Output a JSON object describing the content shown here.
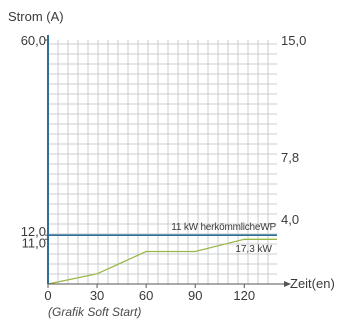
{
  "caption": "(Grafik Soft Start)",
  "chart_data": {
    "type": "line",
    "title": "",
    "xlabel": "Zeit(en)",
    "ylabel": "Strom (A)",
    "xlim": [
      0,
      140
    ],
    "ylim": [
      0,
      60
    ],
    "y2lim": [
      0,
      15
    ],
    "grid": true,
    "x_ticks": [
      {
        "value": 0,
        "label": "0"
      },
      {
        "value": 30,
        "label": "30"
      },
      {
        "value": 60,
        "label": "60"
      },
      {
        "value": 90,
        "label": "90"
      },
      {
        "value": 120,
        "label": "120"
      }
    ],
    "y_ticks": [
      {
        "value": 60,
        "label": "60,0"
      },
      {
        "value": 12,
        "label": "12,0"
      },
      {
        "value": 11,
        "label": "11,0"
      }
    ],
    "y2_ticks": [
      {
        "value": 15,
        "label": "15,0"
      },
      {
        "value": 7.8,
        "label": "7,8"
      },
      {
        "value": 4,
        "label": "4,0"
      }
    ],
    "series": [
      {
        "name": "11 kW herkömmlicheWP",
        "color": "#2e6f99",
        "x": [
          0,
          140
        ],
        "y": [
          12,
          12
        ]
      },
      {
        "name": "17,3 kW",
        "color": "#9ab84a",
        "x": [
          0,
          30,
          60,
          90,
          120,
          140
        ],
        "y": [
          0,
          2.5,
          8,
          8,
          11,
          11
        ]
      }
    ]
  }
}
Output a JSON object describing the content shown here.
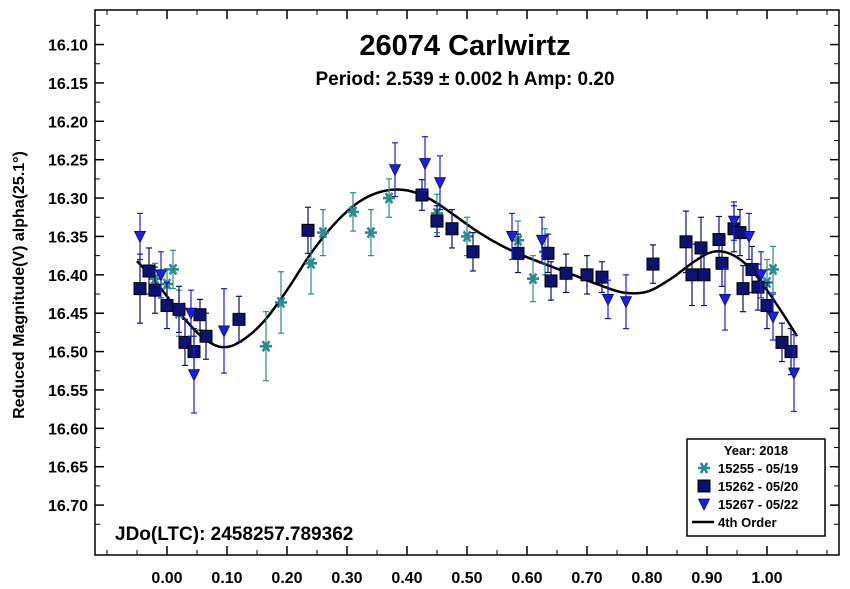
{
  "chart_data": {
    "type": "scatter",
    "title": "26074 Carlwirtz",
    "subtitle": "Period: 2.539 ± 0.002 h  Amp: 0.20",
    "ylabel": "Reduced Magnitude(V) alpha(25.1°)",
    "xlabel": "",
    "annotation": "JDo(LTC): 2458257.789362",
    "x_ticks": [
      "0.00",
      "0.10",
      "0.20",
      "0.30",
      "0.40",
      "0.50",
      "0.60",
      "0.70",
      "0.80",
      "0.90",
      "1.00"
    ],
    "y_ticks": [
      "16.10",
      "16.15",
      "16.20",
      "16.25",
      "16.30",
      "16.35",
      "16.40",
      "16.45",
      "16.50",
      "16.55",
      "16.60",
      "16.65",
      "16.70"
    ],
    "xlim": [
      -0.12,
      1.12
    ],
    "ylim": [
      16.055,
      16.765
    ],
    "y_inverted": true,
    "grid": false,
    "legend": {
      "placement": "bottom-right",
      "title": "Year: 2018",
      "entries": [
        {
          "label": "15255 - 05/19",
          "marker": "asterisk",
          "color": "#2a8c8c"
        },
        {
          "label": "15262 - 05/20",
          "marker": "square",
          "color": "#0d1270"
        },
        {
          "label": "15267 - 05/22",
          "marker": "triangle-down",
          "color": "#1c1ee6"
        },
        {
          "label": "4th Order",
          "marker": "line",
          "color": "#000000"
        }
      ]
    },
    "fit": {
      "name": "4th Order",
      "x": [
        -0.05,
        -0.02,
        0.0,
        0.03,
        0.06,
        0.09,
        0.12,
        0.16,
        0.2,
        0.24,
        0.28,
        0.32,
        0.36,
        0.4,
        0.44,
        0.48,
        0.52,
        0.56,
        0.6,
        0.64,
        0.68,
        0.72,
        0.76,
        0.8,
        0.84,
        0.88,
        0.91,
        0.94,
        0.97,
        1.0,
        1.03,
        1.05
      ],
      "y": [
        16.382,
        16.408,
        16.428,
        16.458,
        16.482,
        16.494,
        16.488,
        16.462,
        16.42,
        16.372,
        16.333,
        16.305,
        16.291,
        16.29,
        16.302,
        16.323,
        16.345,
        16.363,
        16.377,
        16.389,
        16.401,
        16.413,
        16.423,
        16.422,
        16.405,
        16.382,
        16.37,
        16.373,
        16.39,
        16.42,
        16.455,
        16.48
      ]
    },
    "series": [
      {
        "name": "15255 - 05/19",
        "marker": "asterisk",
        "color": "#2a8c8c",
        "points": [
          {
            "x": -0.02,
            "y": 16.405,
            "err": 0.02
          },
          {
            "x": 0.0,
            "y": 16.412,
            "err": 0.02
          },
          {
            "x": 0.01,
            "y": 16.393,
            "err": 0.025
          },
          {
            "x": 0.02,
            "y": 16.45,
            "err": 0.03
          },
          {
            "x": 0.165,
            "y": 16.493,
            "err": 0.045
          },
          {
            "x": 0.19,
            "y": 16.436,
            "err": 0.04
          },
          {
            "x": 0.24,
            "y": 16.385,
            "err": 0.04
          },
          {
            "x": 0.26,
            "y": 16.345,
            "err": 0.03
          },
          {
            "x": 0.31,
            "y": 16.318,
            "err": 0.025
          },
          {
            "x": 0.34,
            "y": 16.345,
            "err": 0.03
          },
          {
            "x": 0.37,
            "y": 16.3,
            "err": 0.025
          },
          {
            "x": 0.45,
            "y": 16.32,
            "err": 0.025
          },
          {
            "x": 0.5,
            "y": 16.35,
            "err": 0.025
          },
          {
            "x": 0.585,
            "y": 16.355,
            "err": 0.025
          },
          {
            "x": 0.61,
            "y": 16.405,
            "err": 0.03
          },
          {
            "x": 0.63,
            "y": 16.37,
            "err": 0.03
          },
          {
            "x": 1.0,
            "y": 16.41,
            "err": 0.03
          },
          {
            "x": 1.01,
            "y": 16.393,
            "err": 0.03
          }
        ]
      },
      {
        "name": "15262 - 05/20",
        "marker": "square",
        "color": "#0d1270",
        "points": [
          {
            "x": -0.045,
            "y": 16.418,
            "err": 0.045
          },
          {
            "x": -0.03,
            "y": 16.395,
            "err": 0.03
          },
          {
            "x": -0.02,
            "y": 16.42,
            "err": 0.03
          },
          {
            "x": 0.0,
            "y": 16.44,
            "err": 0.03
          },
          {
            "x": 0.02,
            "y": 16.445,
            "err": 0.03
          },
          {
            "x": 0.03,
            "y": 16.488,
            "err": 0.03
          },
          {
            "x": 0.045,
            "y": 16.5,
            "err": 0.03
          },
          {
            "x": 0.055,
            "y": 16.452,
            "err": 0.02
          },
          {
            "x": 0.065,
            "y": 16.48,
            "err": 0.03
          },
          {
            "x": 0.12,
            "y": 16.458,
            "err": 0.03
          },
          {
            "x": 0.235,
            "y": 16.342,
            "err": 0.03
          },
          {
            "x": 0.425,
            "y": 16.296,
            "err": 0.02
          },
          {
            "x": 0.45,
            "y": 16.33,
            "err": 0.02
          },
          {
            "x": 0.475,
            "y": 16.34,
            "err": 0.025
          },
          {
            "x": 0.51,
            "y": 16.37,
            "err": 0.025
          },
          {
            "x": 0.585,
            "y": 16.372,
            "err": 0.025
          },
          {
            "x": 0.635,
            "y": 16.372,
            "err": 0.025
          },
          {
            "x": 0.64,
            "y": 16.408,
            "err": 0.025
          },
          {
            "x": 0.665,
            "y": 16.398,
            "err": 0.025
          },
          {
            "x": 0.7,
            "y": 16.4,
            "err": 0.025
          },
          {
            "x": 0.725,
            "y": 16.403,
            "err": 0.02
          },
          {
            "x": 0.81,
            "y": 16.386,
            "err": 0.025
          },
          {
            "x": 0.865,
            "y": 16.357,
            "err": 0.04
          },
          {
            "x": 0.875,
            "y": 16.4,
            "err": 0.04
          },
          {
            "x": 0.89,
            "y": 16.365,
            "err": 0.04
          },
          {
            "x": 0.895,
            "y": 16.4,
            "err": 0.04
          },
          {
            "x": 0.92,
            "y": 16.354,
            "err": 0.03
          },
          {
            "x": 0.925,
            "y": 16.385,
            "err": 0.03
          },
          {
            "x": 0.945,
            "y": 16.34,
            "err": 0.03
          },
          {
            "x": 0.955,
            "y": 16.345,
            "err": 0.03
          },
          {
            "x": 0.96,
            "y": 16.418,
            "err": 0.03
          },
          {
            "x": 0.975,
            "y": 16.393,
            "err": 0.03
          },
          {
            "x": 0.985,
            "y": 16.416,
            "err": 0.03
          },
          {
            "x": 1.0,
            "y": 16.44,
            "err": 0.03
          },
          {
            "x": 1.025,
            "y": 16.488,
            "err": 0.025
          },
          {
            "x": 1.04,
            "y": 16.5,
            "err": 0.03
          }
        ]
      },
      {
        "name": "15267 - 05/22",
        "marker": "triangle-down",
        "color": "#1c1ee6",
        "points": [
          {
            "x": -0.045,
            "y": 16.35,
            "err": 0.03
          },
          {
            "x": -0.01,
            "y": 16.4,
            "err": 0.03
          },
          {
            "x": 0.04,
            "y": 16.45,
            "err": 0.03
          },
          {
            "x": 0.045,
            "y": 16.53,
            "err": 0.05
          },
          {
            "x": 0.095,
            "y": 16.473,
            "err": 0.055
          },
          {
            "x": 0.38,
            "y": 16.263,
            "err": 0.035
          },
          {
            "x": 0.43,
            "y": 16.255,
            "err": 0.035
          },
          {
            "x": 0.455,
            "y": 16.28,
            "err": 0.035
          },
          {
            "x": 0.575,
            "y": 16.35,
            "err": 0.03
          },
          {
            "x": 0.625,
            "y": 16.355,
            "err": 0.03
          },
          {
            "x": 0.735,
            "y": 16.432,
            "err": 0.025
          },
          {
            "x": 0.765,
            "y": 16.435,
            "err": 0.035
          },
          {
            "x": 0.93,
            "y": 16.432,
            "err": 0.04
          },
          {
            "x": 0.945,
            "y": 16.33,
            "err": 0.025
          },
          {
            "x": 0.97,
            "y": 16.35,
            "err": 0.03
          },
          {
            "x": 0.99,
            "y": 16.4,
            "err": 0.03
          },
          {
            "x": 1.01,
            "y": 16.455,
            "err": 0.03
          },
          {
            "x": 1.045,
            "y": 16.528,
            "err": 0.05
          }
        ]
      }
    ]
  }
}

· · · ·

Filter the listing for the word "value" and copy every line that holds it.

→ Answer in full:
        "value": 0,
        "value": 30,
        "value": 60,
        "value": 90,
        "value": 120,
        "value": 60,
        "value": 12,
        "value": 11,
        "value": 15,
        "value": 7.8,
        "value": 4,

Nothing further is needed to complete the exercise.